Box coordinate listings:
● ● ● ●
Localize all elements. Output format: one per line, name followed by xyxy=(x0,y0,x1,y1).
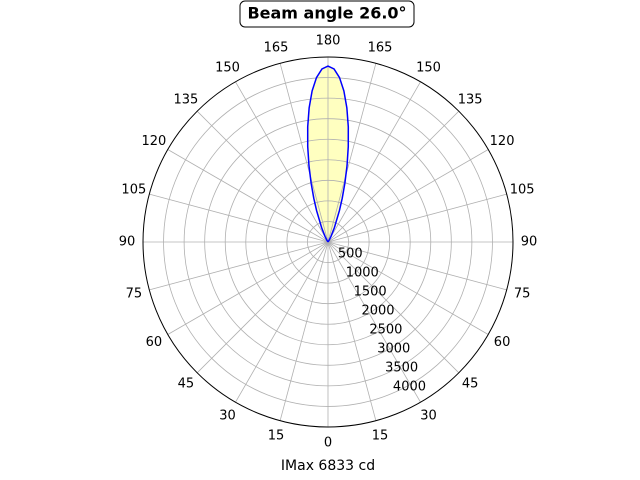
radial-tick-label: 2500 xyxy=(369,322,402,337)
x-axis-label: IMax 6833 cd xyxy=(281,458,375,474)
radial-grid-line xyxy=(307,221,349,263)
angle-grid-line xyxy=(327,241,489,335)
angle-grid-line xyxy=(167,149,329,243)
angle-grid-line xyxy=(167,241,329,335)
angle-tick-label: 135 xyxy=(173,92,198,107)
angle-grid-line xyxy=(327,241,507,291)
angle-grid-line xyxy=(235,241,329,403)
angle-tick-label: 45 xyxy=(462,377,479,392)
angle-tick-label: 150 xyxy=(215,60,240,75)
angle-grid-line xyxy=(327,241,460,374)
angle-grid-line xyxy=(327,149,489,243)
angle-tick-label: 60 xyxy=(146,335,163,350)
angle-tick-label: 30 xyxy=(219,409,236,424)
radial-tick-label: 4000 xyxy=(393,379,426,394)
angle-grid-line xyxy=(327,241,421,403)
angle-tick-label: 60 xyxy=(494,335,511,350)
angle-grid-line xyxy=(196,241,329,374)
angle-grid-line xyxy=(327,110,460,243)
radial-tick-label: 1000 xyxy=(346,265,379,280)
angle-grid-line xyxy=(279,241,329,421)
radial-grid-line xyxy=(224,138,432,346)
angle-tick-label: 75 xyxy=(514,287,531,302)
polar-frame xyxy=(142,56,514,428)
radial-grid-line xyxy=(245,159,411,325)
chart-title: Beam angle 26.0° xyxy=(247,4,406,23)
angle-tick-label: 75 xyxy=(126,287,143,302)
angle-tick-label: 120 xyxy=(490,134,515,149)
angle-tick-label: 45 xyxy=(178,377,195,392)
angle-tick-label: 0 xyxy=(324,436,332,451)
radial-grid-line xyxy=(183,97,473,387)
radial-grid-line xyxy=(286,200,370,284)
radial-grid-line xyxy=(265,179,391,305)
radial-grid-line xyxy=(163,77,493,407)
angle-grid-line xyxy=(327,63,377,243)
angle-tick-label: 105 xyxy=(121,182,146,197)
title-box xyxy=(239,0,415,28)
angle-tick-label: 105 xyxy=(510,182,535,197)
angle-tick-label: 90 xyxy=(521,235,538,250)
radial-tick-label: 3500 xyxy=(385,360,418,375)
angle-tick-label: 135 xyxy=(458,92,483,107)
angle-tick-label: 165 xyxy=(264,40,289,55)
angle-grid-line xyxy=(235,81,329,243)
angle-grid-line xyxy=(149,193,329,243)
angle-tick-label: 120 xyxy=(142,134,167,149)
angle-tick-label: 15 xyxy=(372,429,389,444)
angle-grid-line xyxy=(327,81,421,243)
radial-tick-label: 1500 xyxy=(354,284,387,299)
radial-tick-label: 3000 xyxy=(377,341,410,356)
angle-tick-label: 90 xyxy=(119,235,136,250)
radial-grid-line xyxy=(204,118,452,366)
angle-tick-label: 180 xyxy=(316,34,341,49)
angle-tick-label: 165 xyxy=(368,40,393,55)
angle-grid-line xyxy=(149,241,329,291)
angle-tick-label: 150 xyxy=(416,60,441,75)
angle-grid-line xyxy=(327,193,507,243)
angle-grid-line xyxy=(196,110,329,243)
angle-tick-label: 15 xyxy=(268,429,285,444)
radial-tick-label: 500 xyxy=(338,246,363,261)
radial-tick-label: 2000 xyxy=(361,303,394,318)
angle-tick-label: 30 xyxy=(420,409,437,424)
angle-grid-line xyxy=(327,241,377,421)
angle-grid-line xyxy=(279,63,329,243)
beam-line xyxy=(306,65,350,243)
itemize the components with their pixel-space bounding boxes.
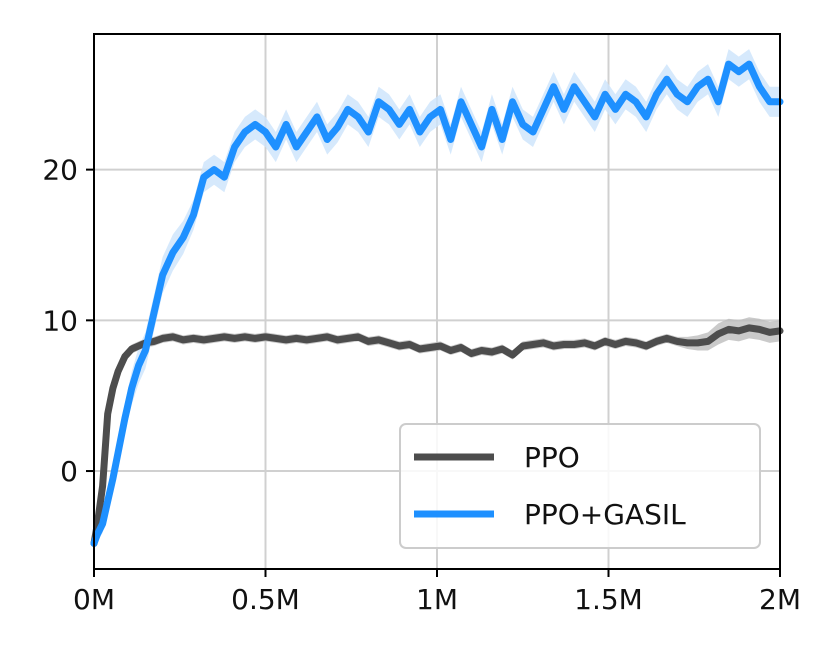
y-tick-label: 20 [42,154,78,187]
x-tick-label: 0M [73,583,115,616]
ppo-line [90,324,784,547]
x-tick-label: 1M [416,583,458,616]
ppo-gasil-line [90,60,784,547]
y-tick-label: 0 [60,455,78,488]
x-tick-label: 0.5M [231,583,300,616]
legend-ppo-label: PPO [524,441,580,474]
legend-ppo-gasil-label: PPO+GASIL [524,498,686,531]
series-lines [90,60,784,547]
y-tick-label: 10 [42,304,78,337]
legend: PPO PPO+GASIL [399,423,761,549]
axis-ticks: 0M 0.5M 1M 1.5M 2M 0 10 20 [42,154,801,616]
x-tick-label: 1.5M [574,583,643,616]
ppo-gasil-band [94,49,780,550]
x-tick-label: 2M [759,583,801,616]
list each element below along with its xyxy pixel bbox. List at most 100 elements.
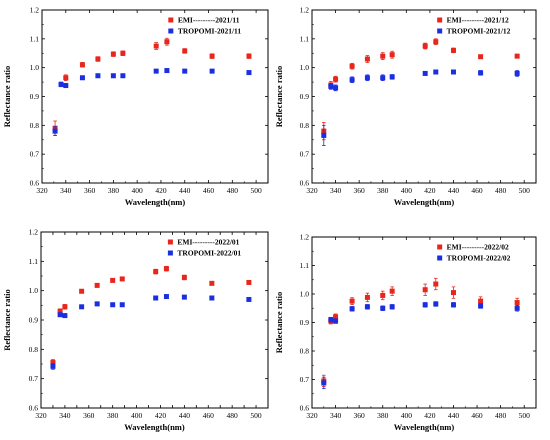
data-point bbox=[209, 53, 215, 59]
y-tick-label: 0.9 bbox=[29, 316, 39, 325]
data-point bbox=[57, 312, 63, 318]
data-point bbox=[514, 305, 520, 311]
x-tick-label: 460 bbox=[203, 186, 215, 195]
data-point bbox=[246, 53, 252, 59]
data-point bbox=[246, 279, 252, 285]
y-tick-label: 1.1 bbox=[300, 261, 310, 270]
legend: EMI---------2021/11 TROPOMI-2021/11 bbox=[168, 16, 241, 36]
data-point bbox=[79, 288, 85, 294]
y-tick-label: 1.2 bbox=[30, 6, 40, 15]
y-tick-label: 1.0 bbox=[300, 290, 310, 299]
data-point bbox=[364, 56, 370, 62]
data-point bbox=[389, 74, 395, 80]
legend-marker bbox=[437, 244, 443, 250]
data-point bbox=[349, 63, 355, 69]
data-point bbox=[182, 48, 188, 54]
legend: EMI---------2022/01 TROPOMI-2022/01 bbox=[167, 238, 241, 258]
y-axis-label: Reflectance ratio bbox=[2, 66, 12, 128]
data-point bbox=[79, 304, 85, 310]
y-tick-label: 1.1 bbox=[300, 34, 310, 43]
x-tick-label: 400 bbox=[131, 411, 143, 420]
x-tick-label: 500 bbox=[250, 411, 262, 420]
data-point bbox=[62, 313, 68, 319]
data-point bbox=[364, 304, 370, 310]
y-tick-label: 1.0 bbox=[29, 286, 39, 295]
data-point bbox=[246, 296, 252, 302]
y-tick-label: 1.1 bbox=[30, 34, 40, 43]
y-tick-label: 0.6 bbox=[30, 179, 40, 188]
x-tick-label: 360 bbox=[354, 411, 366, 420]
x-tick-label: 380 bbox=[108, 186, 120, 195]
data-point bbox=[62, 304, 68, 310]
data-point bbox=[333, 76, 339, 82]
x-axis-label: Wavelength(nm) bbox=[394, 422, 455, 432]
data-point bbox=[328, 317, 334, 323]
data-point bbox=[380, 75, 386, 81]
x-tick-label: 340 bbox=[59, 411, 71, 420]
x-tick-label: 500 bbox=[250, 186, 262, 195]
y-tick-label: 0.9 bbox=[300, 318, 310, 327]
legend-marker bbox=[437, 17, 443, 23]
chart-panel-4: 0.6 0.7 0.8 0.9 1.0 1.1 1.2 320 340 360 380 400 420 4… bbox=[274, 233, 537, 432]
● ● ● ●
Short exercise:
Arrange every line above as a JSON list of strings, one string per line, skipping blank lines. Leave the picture lines out of the list.

Full response:
[
  "Localize all elements. Output format: one per line, name followed by xyxy=(x0,y0,x1,y1).",
  "radial-tick-label: 2500 xyxy=(369,322,402,337)",
  "x-axis-label: IMax 6833 cd xyxy=(281,458,375,474)",
  "radial-grid-line xyxy=(307,221,349,263)",
  "angle-grid-line xyxy=(327,241,489,335)",
  "angle-grid-line xyxy=(167,149,329,243)",
  "angle-grid-line xyxy=(167,241,329,335)",
  "angle-tick-label: 135 xyxy=(173,92,198,107)",
  "angle-grid-line xyxy=(327,241,507,291)",
  "angle-grid-line xyxy=(235,241,329,403)",
  "angle-tick-label: 45 xyxy=(462,377,479,392)",
  "angle-tick-label: 150 xyxy=(215,60,240,75)",
  "angle-grid-line xyxy=(327,241,460,374)",
  "angle-grid-line xyxy=(327,149,489,243)",
  "angle-tick-label: 60 xyxy=(146,335,163,350)",
  "angle-tick-label: 30 xyxy=(219,409,236,424)",
  "radial-tick-label: 4000 xyxy=(393,379,426,394)",
  "angle-grid-line xyxy=(327,241,421,403)",
  "angle-tick-label: 60 xyxy=(494,335,511,350)",
  "angle-grid-line xyxy=(196,241,329,374)",
  "angle-grid-line xyxy=(327,110,460,243)",
  "radial-tick-label: 1000 xyxy=(346,265,379,280)",
  "angle-grid-line xyxy=(279,241,329,421)",
  "radial-grid-line xyxy=(224,138,432,346)",
  "angle-tick-label: 75 xyxy=(514,287,531,302)",
  "polar-frame xyxy=(142,56,514,428)",
  "radial-grid-line xyxy=(245,159,411,325)",
  "chart-title: Beam angle 26.0° xyxy=(247,4,406,23)",
  "angle-tick-label: 75 xyxy=(126,287,143,302)",
  "angle-tick-label: 120 xyxy=(490,134,515,149)",
  "angle-tick-label: 45 xyxy=(178,377,195,392)",
  "angle-tick-label: 0 xyxy=(324,436,332,451)",
  "radial-grid-line xyxy=(183,97,473,387)",
  "radial-grid-line xyxy=(286,200,370,284)",
  "radial-grid-line xyxy=(265,179,391,305)",
  "radial-grid-line xyxy=(163,77,493,407)",
  "angle-grid-line xyxy=(327,63,377,243)",
  "angle-tick-label: 105 xyxy=(121,182,146,197)",
  "title-box xyxy=(239,0,415,28)",
  "angle-tick-label: 105 xyxy=(510,182,535,197)",
  "angle-tick-label: 90 xyxy=(521,235,538,250)",
  "radial-tick-label: 3500 xyxy=(385,360,418,375)",
  "angle-tick-label: 135 xyxy=(458,92,483,107)",
  "angle-tick-label: 165 xyxy=(264,40,289,55)",
  "angle-grid-line xyxy=(235,81,329,243)",
  "angle-grid-line xyxy=(149,193,329,243)",
  "angle-tick-label: 120 xyxy=(142,134,167,149)",
  "angle-tick-label: 15 xyxy=(372,429,389,444)",
  "angle-grid-line xyxy=(327,81,421,243)",
  "radial-tick-label: 1500 xyxy=(354,284,387,299)",
  "radial-tick-label: 3000 xyxy=(377,341,410,356)",
  "angle-tick-label: 90 xyxy=(119,235,136,250)",
  "radial-grid-line xyxy=(204,118,452,366)",
  "angle-tick-label: 180 xyxy=(316,34,341,49)",
  "angle-tick-label: 165 xyxy=(368,40,393,55)",
  "angle-grid-line xyxy=(149,241,329,291)",
  "angle-tick-label: 150 xyxy=(416,60,441,75)",
  "angle-grid-line xyxy=(327,193,507,243)",
  "angle-grid-line xyxy=(196,110,329,243)",
  "angle-tick-label: 15 xyxy=(268,429,285,444)",
  "radial-tick-label: 500 xyxy=(338,246,363,261)",
  "radial-tick-label: 2000 xyxy=(361,303,394,318)",
  "angle-tick-label: 30 xyxy=(420,409,437,424)",
  "angle-grid-line xyxy=(327,241,377,421)",
  "angle-grid-line xyxy=(279,63,329,243)",
  "beam-line xyxy=(306,65,350,243)",
  "itemize the components with their pixel-space bounding boxes.",
  "y-tick-label: 20 [42,154,78,187]",
  "x-tick-label: 0M [73,583,115,616]",
  "ppo-line [90,324,784,547]",
  "x-tick-label: 1M [416,583,458,616]",
  "ppo-gasil-line [90,60,784,547]",
  "y-tick-label: 0 [60,455,78,488]",
  "x-tick-label: 0.5M [231,583,300,616]",
  "legend-ppo-label: PPO [524,441,580,474]",
  "legend-ppo-gasil-label: PPO+GASIL [524,498,686,531]",
  "series-lines [90,60,784,547]",
  "y-tick-label: 10 [42,304,78,337]",
  "legend: PPO PPO+GASIL [399,423,761,549]",
  "axis-ticks: 0M 0.5M 1M 1.5M 2M 0 10 20 [42,154,801,616]",
  "x-tick-label: 1.5M [574,583,643,616]",
  "ppo-gasil-band [94,49,780,550]",
  "x-tick-label: 2M [759,583,801,616]",
  "list each element below along with its xyxy pixel bbox. List at most 100 elements.",
  "data-point bbox=[209, 53, 215, 59]",
  "y-tick-label: 0.9 bbox=[29, 316, 39, 325]",
  "data-point bbox=[57, 312, 63, 318]",
  "data-point bbox=[514, 305, 520, 311]",
  "x-tick-label: 460 bbox=[203, 186, 215, 195]",
  "data-point bbox=[246, 53, 252, 59]",
  "data-point bbox=[246, 279, 252, 285]",
  "y-tick-label: 1.1 bbox=[300, 261, 310, 270]",
  "legend: EMI---------2021/11 TROPOMI-2021/11 bbox=[168, 16, 241, 36]",
  "data-point bbox=[79, 288, 85, 294]",
  "y-tick-label: 1.2 bbox=[30, 6, 40, 15]",
  "y-tick-label: 1.0 bbox=[300, 290, 310, 299]",
  "data-point bbox=[364, 56, 370, 62]",
  "data-point bbox=[389, 74, 395, 80]",
  "legend-marker bbox=[437, 244, 443, 250]",
  "data-point bbox=[349, 63, 355, 69]",
  "data-point bbox=[182, 48, 188, 54]",
  "legend: EMI---------2022/01 TROPOMI-2022/01 bbox=[167, 238, 241, 258]",
  "y-axis-label: Reflectance ratio bbox=[2, 66, 12, 128]",
  "data-point bbox=[79, 304, 85, 310]",
  "y-tick-label: 1.1 bbox=[300, 34, 310, 43]",
  "x-tick-label: 400 bbox=[131, 411, 143, 420]",
  "x-tick-label: 500 bbox=[250, 411, 262, 420]",
  "data-point bbox=[62, 313, 68, 319]",
  "data-point bbox=[364, 304, 370, 310]",
  "y-tick-label: 1.0 bbox=[29, 286, 39, 295]",
  "data-point bbox=[246, 296, 252, 302]",
  "y-tick-label: 1.1 bbox=[30, 34, 40, 43]",
  "y-tick-label: 0.6 bbox=[30, 179, 40, 188]",
  "x-tick-label: 360 bbox=[354, 411, 366, 420]",
  "x-tick-label: 380 bbox=[108, 186, 120, 195]",
  "data-point bbox=[62, 304, 68, 310]",
  "data-point bbox=[333, 76, 339, 82]",
  "x-axis-label: Wavelength(nm) bbox=[394, 422, 455, 432]",
  "data-point bbox=[328, 317, 334, 323]",
  "data-point bbox=[380, 75, 386, 81]",
  "x-tick-label: 340 bbox=[59, 411, 71, 420]",
  "x-tick-label: 500 bbox=[250, 186, 262, 195]",
  "y-tick-label: 0.9 bbox=[300, 318, 310, 327]",
  "legend-marker bbox=[437, 17, 443, 23]",
  "chart-panel-4: 0.6 0.7 0.8 0.9 1.0 1.1 1.2 320 340 360 380 400 420 4… bbox=[274, 233, 537, 432]"
]